▶ [Problem]: Write out all of the data without omission, exactly as shown.
++++ Information supplied
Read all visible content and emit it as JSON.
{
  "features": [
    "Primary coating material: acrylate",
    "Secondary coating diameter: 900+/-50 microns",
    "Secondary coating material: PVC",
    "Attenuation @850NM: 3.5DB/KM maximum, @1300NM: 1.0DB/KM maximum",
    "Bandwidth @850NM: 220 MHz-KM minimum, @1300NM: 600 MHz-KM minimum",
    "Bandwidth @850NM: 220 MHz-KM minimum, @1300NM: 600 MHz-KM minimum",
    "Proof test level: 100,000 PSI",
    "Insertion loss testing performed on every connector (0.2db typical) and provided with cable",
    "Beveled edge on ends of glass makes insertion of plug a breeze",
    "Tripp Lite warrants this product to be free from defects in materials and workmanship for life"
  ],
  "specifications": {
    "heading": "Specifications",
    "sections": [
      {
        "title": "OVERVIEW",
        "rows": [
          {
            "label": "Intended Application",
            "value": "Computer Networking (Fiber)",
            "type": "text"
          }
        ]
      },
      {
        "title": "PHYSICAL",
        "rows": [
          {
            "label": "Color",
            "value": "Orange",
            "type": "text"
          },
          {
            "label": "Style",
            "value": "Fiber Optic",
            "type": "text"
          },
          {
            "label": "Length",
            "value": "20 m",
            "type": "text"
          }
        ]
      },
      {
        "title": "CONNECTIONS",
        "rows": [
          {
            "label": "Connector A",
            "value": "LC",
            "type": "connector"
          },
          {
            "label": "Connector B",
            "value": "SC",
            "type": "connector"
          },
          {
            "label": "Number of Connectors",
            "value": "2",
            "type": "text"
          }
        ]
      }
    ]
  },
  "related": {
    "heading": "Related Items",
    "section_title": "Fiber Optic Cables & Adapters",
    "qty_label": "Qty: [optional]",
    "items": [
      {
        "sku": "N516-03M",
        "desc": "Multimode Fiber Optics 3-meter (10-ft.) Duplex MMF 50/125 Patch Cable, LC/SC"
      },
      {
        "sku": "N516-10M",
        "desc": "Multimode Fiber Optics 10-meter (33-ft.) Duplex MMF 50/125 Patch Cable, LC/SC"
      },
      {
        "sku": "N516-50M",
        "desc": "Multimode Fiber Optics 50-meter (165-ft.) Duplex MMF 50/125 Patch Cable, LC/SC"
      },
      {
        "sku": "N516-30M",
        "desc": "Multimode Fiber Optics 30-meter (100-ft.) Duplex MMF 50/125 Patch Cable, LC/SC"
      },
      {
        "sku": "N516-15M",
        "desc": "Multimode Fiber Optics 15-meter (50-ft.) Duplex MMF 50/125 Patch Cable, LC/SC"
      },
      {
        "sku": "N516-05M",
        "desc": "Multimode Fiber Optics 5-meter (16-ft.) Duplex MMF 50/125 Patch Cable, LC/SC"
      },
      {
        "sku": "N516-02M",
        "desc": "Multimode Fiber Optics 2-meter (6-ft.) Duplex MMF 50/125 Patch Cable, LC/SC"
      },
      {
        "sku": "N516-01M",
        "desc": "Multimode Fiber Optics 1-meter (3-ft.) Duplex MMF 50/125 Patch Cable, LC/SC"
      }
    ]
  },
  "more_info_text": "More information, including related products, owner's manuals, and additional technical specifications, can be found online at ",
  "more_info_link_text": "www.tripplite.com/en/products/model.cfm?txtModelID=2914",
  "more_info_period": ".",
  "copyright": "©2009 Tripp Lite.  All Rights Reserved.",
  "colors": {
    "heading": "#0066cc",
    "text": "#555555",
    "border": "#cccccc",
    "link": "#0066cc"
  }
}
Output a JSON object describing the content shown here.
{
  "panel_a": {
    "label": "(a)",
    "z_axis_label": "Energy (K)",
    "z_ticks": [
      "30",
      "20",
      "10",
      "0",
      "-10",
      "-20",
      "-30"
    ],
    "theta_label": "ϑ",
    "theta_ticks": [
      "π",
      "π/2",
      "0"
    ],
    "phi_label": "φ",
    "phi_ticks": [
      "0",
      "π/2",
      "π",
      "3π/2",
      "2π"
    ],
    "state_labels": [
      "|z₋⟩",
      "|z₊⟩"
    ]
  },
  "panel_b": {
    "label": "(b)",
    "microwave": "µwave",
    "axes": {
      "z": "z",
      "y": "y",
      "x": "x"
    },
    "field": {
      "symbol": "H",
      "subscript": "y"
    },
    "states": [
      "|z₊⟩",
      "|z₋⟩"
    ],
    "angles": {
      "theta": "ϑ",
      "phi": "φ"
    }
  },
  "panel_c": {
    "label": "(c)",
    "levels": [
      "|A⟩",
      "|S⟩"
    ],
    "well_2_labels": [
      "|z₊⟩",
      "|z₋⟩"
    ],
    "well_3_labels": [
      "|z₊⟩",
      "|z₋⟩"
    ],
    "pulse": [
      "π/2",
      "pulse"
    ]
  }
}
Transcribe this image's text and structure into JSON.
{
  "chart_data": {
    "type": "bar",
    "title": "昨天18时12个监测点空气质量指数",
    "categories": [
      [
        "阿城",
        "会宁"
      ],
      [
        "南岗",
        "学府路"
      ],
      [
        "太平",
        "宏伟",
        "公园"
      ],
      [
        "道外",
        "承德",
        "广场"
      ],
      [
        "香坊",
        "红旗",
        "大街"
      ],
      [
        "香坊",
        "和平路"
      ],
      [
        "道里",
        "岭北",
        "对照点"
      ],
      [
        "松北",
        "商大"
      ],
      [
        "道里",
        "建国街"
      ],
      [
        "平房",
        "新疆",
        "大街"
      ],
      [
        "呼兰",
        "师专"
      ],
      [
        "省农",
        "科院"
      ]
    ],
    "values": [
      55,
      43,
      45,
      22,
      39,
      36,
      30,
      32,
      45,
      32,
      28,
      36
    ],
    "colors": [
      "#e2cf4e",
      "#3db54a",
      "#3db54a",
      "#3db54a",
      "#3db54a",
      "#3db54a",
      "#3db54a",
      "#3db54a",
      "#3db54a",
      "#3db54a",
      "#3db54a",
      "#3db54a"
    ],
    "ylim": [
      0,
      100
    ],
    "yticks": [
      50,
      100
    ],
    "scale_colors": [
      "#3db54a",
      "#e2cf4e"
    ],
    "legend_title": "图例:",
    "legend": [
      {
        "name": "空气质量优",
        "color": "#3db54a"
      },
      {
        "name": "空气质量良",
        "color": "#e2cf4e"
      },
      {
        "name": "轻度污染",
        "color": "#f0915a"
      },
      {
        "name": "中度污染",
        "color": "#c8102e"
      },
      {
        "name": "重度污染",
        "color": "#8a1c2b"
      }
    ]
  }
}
++++++++
▶ [Expected answer]:
Read all visible content and emit it as JSON.
{
  "features": [
    "Primary coating material: acrylate",
    "Secondary coating diameter: 900+/-50 microns",
    "Secondary coating material: PVC",
    "Attenuation @850NM: 3.5DB/KM maximum, @1300NM: 1.0DB/KM maximum",
    "Bandwidth @850NM: 220 MHz-KM minimum, @1300NM: 600 MHz-KM minimum",
    "Bandwidth @850NM: 220 MHz-KM minimum, @1300NM: 600 MHz-KM minimum",
    "Proof test level: 100,000 PSI",
    "Insertion loss testing performed on every connector (0.2db typical) and provided with cable",
    "Beveled edge on ends of glass makes insertion of plug a breeze",
    "Tripp Lite warrants this product to be free from defects in materials and workmanship for life"
  ],
  "specifications": {
    "heading": "Specifications",
    "sections": [
      {
        "title": "OVERVIEW",
        "rows": [
          {
            "label": "Intended Application",
            "value": "Computer Networking (Fiber)",
            "type": "text"
          }
        ]
      },
      {
        "title": "PHYSICAL",
        "rows": [
          {
            "label": "Color",
            "value": "Orange",
            "type": "text"
          },
          {
            "label": "Style",
            "value": "Fiber Optic",
            "type": "text"
          },
          {
            "label": "Length",
            "value": "20 m",
            "type": "text"
          }
        ]
      },
      {
        "title": "CONNECTIONS",
        "rows": [
          {
            "label": "Connector A",
            "value": "LC",
            "type": "connector"
          },
          {
            "label": "Connector B",
            "value": "SC",
            "type": "connector"
          },
          {
            "label": "Number of Connectors",
            "value": "2",
            "type": "text"
          }
        ]
      }
    ]
  },
  "related": {
    "heading": "Related Items",
    "section_title": "Fiber Optic Cables & Adapters",
    "qty_label": "Qty: [optional]",
    "items": [
      {
        "sku": "N516-03M",
        "desc": "Multimode Fiber Optics 3-meter (10-ft.) Duplex MMF 50/125 Patch Cable, LC/SC"
      },
      {
        "sku": "N516-10M",
        "desc": "Multimode Fiber Optics 10-meter (33-ft.) Duplex MMF 50/125 Patch Cable, LC/SC"
      },
      {
        "sku": "N516-50M",
        "desc": "Multimode Fiber Optics 50-meter (165-ft.) Duplex MMF 50/125 Patch Cable, LC/SC"
      },
      {
        "sku": "N516-30M",
        "desc": "Multimode Fiber Optics 30-meter (100-ft.) Duplex MMF 50/125 Patch Cable, LC/SC"
      },
      {
        "sku": "N516-15M",
        "desc": "Multimode Fiber Optics 15-meter (50-ft.) Duplex MMF 50/125 Patch Cable, LC/SC"
      },
      {
        "sku": "N516-05M",
        "desc": "Multimode Fiber Optics 5-meter (16-ft.) Duplex MMF 50/125 Patch Cable, LC/SC"
      },
      {
        "sku": "N516-02M",
        "desc": "Multimode Fiber Optics 2-meter (6-ft.) Duplex MMF 50/125 Patch Cable, LC/SC"
      },
      {
        "sku": "N516-01M",
        "desc": "Multimode Fiber Optics 1-meter (3-ft.) Duplex MMF 50/125 Patch Cable, LC/SC"
      }
    ]
  },
  "more_info_text": "More information, including related products, owner's manuals, and additional technical specifications, can be found online at ",
  "more_info_link_text": "www.tripplite.com/en/products/model.cfm?txtModelID=2914",
  "more_info_period": ".",
  "copyright": "©2009 Tripp Lite.  All Rights Reserved.",
  "colors": {
    "heading": "#0066cc",
    "text": "#555555",
    "border": "#cccccc",
    "link": "#0066cc"
  }
}
Output a JSON object describing the content shown here.
{
  "panel_a": {
    "label": "(a)",
    "z_axis_label": "Energy (K)",
    "z_ticks": [
      "30",
      "20",
      "10",
      "0",
      "-10",
      "-20",
      "-30"
    ],
    "theta_label": "ϑ",
    "theta_ticks": [
      "π",
      "π/2",
      "0"
    ],
    "phi_label": "φ",
    "phi_ticks": [
      "0",
      "π/2",
      "π",
      "3π/2",
      "2π"
    ],
    "state_labels": [
      "|z₋⟩",
      "|z₊⟩"
    ]
  },
  "panel_b": {
    "label": "(b)",
    "microwave": "µwave",
    "axes": {
      "z": "z",
      "y": "y",
      "x": "x"
    },
    "field": {
      "symbol": "H",
      "subscript": "y"
    },
    "states": [
      "|z₊⟩",
      "|z₋⟩"
    ],
    "angles": {
      "theta": "ϑ",
      "phi": "φ"
    }
  },
  "panel_c": {
    "label": "(c)",
    "levels": [
      "|A⟩",
      "|S⟩"
    ],
    "well_2_labels": [
      "|z₊⟩",
      "|z₋⟩"
    ],
    "well_3_labels": [
      "|z₊⟩",
      "|z₋⟩"
    ],
    "pulse": [
      "π/2",
      "pulse"
    ]
  }
}
Transcribe this image's text and structure into JSON.
{
  "chart_data": {
    "type": "bar",
    "title": "昨天18时12个监测点空气质量指数",
    "categories": [
      [
        "阿城",
        "会宁"
      ],
      [
        "南岗",
        "学府路"
      ],
      [
        "太平",
        "宏伟",
        "公园"
      ],
      [
        "道外",
        "承德",
        "广场"
      ],
      [
        "香坊",
        "红旗",
        "大街"
      ],
      [
        "香坊",
        "和平路"
      ],
      [
        "道里",
        "岭北",
        "对照点"
      ],
      [
        "松北",
        "商大"
      ],
      [
        "道里",
        "建国街"
      ],
      [
        "平房",
        "新疆",
        "大街"
      ],
      [
        "呼兰",
        "师专"
      ],
      [
        "省农",
        "科院"
      ]
    ],
    "values": [
      55,
      43,
      45,
      22,
      39,
      36,
      30,
      32,
      45,
      32,
      28,
      36
    ],
    "colors": [
      "#e2cf4e",
      "#3db54a",
      "#3db54a",
      "#3db54a",
      "#3db54a",
      "#3db54a",
      "#3db54a",
      "#3db54a",
      "#3db54a",
      "#3db54a",
      "#3db54a",
      "#3db54a"
    ],
    "ylim": [
      0,
      100
    ],
    "yticks": [
      50,
      100
    ],
    "scale_colors": [
      "#3db54a",
      "#e2cf4e"
    ],
    "legend_title": "图例:",
    "legend": [
      {
        "name": "空气质量优",
        "color": "#3db54a"
      },
      {
        "name": "空气质量良",
        "color": "#e2cf4e"
      },
      {
        "name": "轻度污染",
        "color": "#f0915a"
      },
      {
        "name": "中度污染",
        "color": "#c8102e"
      },
      {
        "name": "重度污染",
        "color": "#8a1c2b"
      }
    ]
  }
}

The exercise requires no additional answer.